TASK DETAILS:
Every line that includes the word "amount" is to be listed.

## Begin TASK INPUT

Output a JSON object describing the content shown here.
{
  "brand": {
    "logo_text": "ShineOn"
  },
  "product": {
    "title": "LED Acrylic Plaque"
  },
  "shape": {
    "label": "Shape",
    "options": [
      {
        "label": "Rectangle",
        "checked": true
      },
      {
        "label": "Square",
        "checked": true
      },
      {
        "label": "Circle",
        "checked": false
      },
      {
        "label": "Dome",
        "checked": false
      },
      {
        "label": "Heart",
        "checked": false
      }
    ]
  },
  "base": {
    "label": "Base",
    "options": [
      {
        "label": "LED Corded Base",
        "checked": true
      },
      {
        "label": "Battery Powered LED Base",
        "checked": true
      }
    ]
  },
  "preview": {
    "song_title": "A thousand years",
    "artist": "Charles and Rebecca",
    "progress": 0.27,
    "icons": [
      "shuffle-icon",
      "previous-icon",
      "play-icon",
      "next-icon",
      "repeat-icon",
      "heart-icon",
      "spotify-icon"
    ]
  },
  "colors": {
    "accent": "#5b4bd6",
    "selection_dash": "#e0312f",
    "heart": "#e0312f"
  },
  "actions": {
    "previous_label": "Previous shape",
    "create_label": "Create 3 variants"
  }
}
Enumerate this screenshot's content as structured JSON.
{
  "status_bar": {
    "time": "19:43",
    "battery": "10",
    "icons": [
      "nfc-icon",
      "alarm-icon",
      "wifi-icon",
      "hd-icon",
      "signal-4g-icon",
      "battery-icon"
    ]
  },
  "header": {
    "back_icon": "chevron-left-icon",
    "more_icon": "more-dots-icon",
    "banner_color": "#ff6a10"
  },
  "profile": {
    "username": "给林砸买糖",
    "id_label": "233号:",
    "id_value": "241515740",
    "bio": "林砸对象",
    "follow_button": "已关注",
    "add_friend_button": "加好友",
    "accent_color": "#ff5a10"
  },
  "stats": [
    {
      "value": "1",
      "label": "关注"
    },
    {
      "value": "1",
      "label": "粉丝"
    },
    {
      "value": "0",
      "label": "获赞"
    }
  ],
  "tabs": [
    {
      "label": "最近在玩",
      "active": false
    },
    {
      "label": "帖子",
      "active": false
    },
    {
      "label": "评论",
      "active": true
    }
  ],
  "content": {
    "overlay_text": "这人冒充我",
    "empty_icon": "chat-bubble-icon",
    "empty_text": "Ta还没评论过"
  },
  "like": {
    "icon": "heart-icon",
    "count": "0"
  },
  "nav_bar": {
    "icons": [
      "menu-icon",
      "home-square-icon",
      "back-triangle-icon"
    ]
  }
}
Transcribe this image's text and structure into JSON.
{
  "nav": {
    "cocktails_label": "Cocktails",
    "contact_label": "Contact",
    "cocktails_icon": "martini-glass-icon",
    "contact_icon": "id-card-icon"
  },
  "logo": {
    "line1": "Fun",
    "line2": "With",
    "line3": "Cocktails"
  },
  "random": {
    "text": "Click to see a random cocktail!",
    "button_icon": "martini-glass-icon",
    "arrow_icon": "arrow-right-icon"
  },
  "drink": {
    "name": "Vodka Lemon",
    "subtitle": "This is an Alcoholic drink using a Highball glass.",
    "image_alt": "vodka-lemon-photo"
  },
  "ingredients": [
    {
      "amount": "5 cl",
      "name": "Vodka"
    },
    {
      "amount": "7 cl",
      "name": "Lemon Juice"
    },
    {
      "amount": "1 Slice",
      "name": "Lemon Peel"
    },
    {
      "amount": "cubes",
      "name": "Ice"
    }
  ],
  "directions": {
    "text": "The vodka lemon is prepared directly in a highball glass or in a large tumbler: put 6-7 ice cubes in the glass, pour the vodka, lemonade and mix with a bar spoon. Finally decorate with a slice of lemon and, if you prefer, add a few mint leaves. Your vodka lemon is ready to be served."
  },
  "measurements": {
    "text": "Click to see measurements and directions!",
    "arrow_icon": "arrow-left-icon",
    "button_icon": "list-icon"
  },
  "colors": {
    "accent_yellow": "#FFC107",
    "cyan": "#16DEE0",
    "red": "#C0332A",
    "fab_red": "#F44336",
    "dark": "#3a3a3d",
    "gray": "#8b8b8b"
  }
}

## End TASK INPUT

EXERCISE RESPONSE:
      "amount": "5 cl",
      "amount": "7 cl",
      "amount": "1 Slice",
      "amount": "cubes",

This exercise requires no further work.